= TASK OBJECTIVE =
Copy out each line of the material below with no changes.
Start EXTRACTED MATERIAL
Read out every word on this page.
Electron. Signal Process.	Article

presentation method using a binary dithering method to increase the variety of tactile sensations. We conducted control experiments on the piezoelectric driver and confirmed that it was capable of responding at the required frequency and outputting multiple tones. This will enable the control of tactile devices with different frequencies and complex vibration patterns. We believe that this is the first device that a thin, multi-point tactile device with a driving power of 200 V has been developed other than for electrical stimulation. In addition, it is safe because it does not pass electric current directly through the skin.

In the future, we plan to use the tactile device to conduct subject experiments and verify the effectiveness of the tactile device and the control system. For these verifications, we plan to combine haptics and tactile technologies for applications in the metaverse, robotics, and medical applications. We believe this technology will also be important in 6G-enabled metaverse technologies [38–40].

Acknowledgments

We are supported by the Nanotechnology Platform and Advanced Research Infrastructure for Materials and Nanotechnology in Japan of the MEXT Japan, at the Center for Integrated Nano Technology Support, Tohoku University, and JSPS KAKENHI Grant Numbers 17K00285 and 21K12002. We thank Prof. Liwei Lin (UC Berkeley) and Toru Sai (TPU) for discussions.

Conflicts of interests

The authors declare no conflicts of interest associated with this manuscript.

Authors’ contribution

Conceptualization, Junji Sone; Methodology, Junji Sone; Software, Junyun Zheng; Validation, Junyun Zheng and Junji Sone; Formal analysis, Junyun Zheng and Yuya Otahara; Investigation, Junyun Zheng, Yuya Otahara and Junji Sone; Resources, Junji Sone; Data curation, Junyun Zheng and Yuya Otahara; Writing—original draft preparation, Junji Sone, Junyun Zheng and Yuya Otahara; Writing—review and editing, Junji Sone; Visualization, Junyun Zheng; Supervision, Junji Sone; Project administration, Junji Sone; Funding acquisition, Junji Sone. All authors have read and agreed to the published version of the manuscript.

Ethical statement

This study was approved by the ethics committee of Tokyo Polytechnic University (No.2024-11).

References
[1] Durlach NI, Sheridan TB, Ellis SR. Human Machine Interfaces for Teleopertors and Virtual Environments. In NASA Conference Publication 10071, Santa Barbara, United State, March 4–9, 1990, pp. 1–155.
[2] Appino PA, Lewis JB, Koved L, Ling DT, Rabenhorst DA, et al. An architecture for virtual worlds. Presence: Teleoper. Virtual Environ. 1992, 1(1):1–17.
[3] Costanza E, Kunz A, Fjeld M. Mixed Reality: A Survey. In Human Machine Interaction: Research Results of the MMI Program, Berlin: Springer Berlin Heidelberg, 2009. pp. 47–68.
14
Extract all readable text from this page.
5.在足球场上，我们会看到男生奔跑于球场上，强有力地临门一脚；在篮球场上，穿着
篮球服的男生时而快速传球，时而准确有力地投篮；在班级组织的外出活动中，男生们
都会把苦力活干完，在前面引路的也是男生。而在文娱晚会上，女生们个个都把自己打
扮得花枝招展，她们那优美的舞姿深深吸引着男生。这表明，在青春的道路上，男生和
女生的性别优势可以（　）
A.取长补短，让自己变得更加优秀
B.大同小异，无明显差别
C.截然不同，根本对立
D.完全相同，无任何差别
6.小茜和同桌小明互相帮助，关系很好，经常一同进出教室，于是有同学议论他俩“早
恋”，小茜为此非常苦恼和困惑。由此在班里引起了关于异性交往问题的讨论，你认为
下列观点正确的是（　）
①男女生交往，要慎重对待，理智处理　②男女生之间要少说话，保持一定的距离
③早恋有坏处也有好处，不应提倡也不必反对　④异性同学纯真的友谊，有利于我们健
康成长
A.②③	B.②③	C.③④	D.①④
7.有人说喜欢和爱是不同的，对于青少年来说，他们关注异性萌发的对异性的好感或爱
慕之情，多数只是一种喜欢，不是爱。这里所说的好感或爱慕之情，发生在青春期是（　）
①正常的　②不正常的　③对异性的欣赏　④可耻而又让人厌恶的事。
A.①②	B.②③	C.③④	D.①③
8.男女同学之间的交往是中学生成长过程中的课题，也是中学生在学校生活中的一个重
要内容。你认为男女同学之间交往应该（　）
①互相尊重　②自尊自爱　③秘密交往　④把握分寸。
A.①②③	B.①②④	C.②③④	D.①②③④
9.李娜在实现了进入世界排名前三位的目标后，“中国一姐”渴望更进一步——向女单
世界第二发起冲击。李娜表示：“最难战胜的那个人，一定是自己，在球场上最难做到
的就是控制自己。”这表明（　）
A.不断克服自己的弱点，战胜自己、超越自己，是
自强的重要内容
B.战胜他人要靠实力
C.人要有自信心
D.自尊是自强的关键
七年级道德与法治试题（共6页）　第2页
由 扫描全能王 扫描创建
End EXTRACTED MATERIAL
= EXERCISE RESULT =
Read out every word on this page.
Electron. Signal Process.	Article

presentation method using a binary dithering method to increase the variety of tactile sensations. We conducted control experiments on the piezoelectric driver and confirmed that it was capable of responding at the required frequency and outputting multiple tones. This will enable the control of tactile devices with different frequencies and complex vibration patterns. We believe that this is the first device that a thin, multi-point tactile device with a driving power of 200 V has been developed other than for electrical stimulation. In addition, it is safe because it does not pass electric current directly through the skin.

In the future, we plan to use the tactile device to conduct subject experiments and verify the effectiveness of the tactile device and the control system. For these verifications, we plan to combine haptics and tactile technologies for applications in the metaverse, robotics, and medical applications. We believe this technology will also be important in 6G-enabled metaverse technologies [38–40].

Acknowledgments

We are supported by the Nanotechnology Platform and Advanced Research Infrastructure for Materials and Nanotechnology in Japan of the MEXT Japan, at the Center for Integrated Nano Technology Support, Tohoku University, and JSPS KAKENHI Grant Numbers 17K00285 and 21K12002. We thank Prof. Liwei Lin (UC Berkeley) and Toru Sai (TPU) for discussions.

Conflicts of interests

The authors declare no conflicts of interest associated with this manuscript.

Authors’ contribution

Conceptualization, Junji Sone; Methodology, Junji Sone; Software, Junyun Zheng; Validation, Junyun Zheng and Junji Sone; Formal analysis, Junyun Zheng and Yuya Otahara; Investigation, Junyun Zheng, Yuya Otahara and Junji Sone; Resources, Junji Sone; Data curation, Junyun Zheng and Yuya Otahara; Writing—original draft preparation, Junji Sone, Junyun Zheng and Yuya Otahara; Writing—review and editing, Junji Sone; Visualization, Junyun Zheng; Supervision, Junji Sone; Project administration, Junji Sone; Funding acquisition, Junji Sone. All authors have read and agreed to the published version of the manuscript.

Ethical statement

This study was approved by the ethics committee of Tokyo Polytechnic University (No.2024-11).

References
[1] Durlach NI, Sheridan TB, Ellis SR. Human Machine Interfaces for Teleopertors and Virtual Environments. In NASA Conference Publication 10071, Santa Barbara, United State, March 4–9, 1990, pp. 1–155.
[2] Appino PA, Lewis JB, Koved L, Ling DT, Rabenhorst DA, et al. An architecture for virtual worlds. Presence: Teleoper. Virtual Environ. 1992, 1(1):1–17.
[3] Costanza E, Kunz A, Fjeld M. Mixed Reality: A Survey. In Human Machine Interaction: Research Results of the MMI Program, Berlin: Springer Berlin Heidelberg, 2009. pp. 47–68.
14
Extract all readable text from this page.
5.在足球场上，我们会看到男生奔跑于球场上，强有力地临门一脚；在篮球场上，穿着
篮球服的男生时而快速传球，时而准确有力地投篮；在班级组织的外出活动中，男生们
都会把苦力活干完，在前面引路的也是男生。而在文娱晚会上，女生们个个都把自己打
扮得花枝招展，她们那优美的舞姿深深吸引着男生。这表明，在青春的道路上，男生和
女生的性别优势可以（　）
A.取长补短，让自己变得更加优秀
B.大同小异，无明显差别
C.截然不同，根本对立
D.完全相同，无任何差别
6.小茜和同桌小明互相帮助，关系很好，经常一同进出教室，于是有同学议论他俩“早
恋”，小茜为此非常苦恼和困惑。由此在班里引起了关于异性交往问题的讨论，你认为
下列观点正确的是（　）
①男女生交往，要慎重对待，理智处理　②男女生之间要少说话，保持一定的距离
③早恋有坏处也有好处，不应提倡也不必反对　④异性同学纯真的友谊，有利于我们健
康成长
A.②③	B.②③	C.③④	D.①④
7.有人说喜欢和爱是不同的，对于青少年来说，他们关注异性萌发的对异性的好感或爱
慕之情，多数只是一种喜欢，不是爱。这里所说的好感或爱慕之情，发生在青春期是（　）
①正常的　②不正常的　③对异性的欣赏　④可耻而又让人厌恶的事。
A.①②	B.②③	C.③④	D.①③
8.男女同学之间的交往是中学生成长过程中的课题，也是中学生在学校生活中的一个重
要内容。你认为男女同学之间交往应该（　）
①互相尊重　②自尊自爱　③秘密交往　④把握分寸。
A.①②③	B.①②④	C.②③④	D.①②③④
9.李娜在实现了进入世界排名前三位的目标后，“中国一姐”渴望更进一步——向女单
世界第二发起冲击。李娜表示：“最难战胜的那个人，一定是自己，在球场上最难做到
的就是控制自己。”这表明（　）
A.不断克服自己的弱点，战胜自己、超越自己，是
自强的重要内容
B.战胜他人要靠实力
C.人要有自信心
D.自尊是自强的关键
七年级道德与法治试题（共6页）　第2页
由 扫描全能王 扫描创建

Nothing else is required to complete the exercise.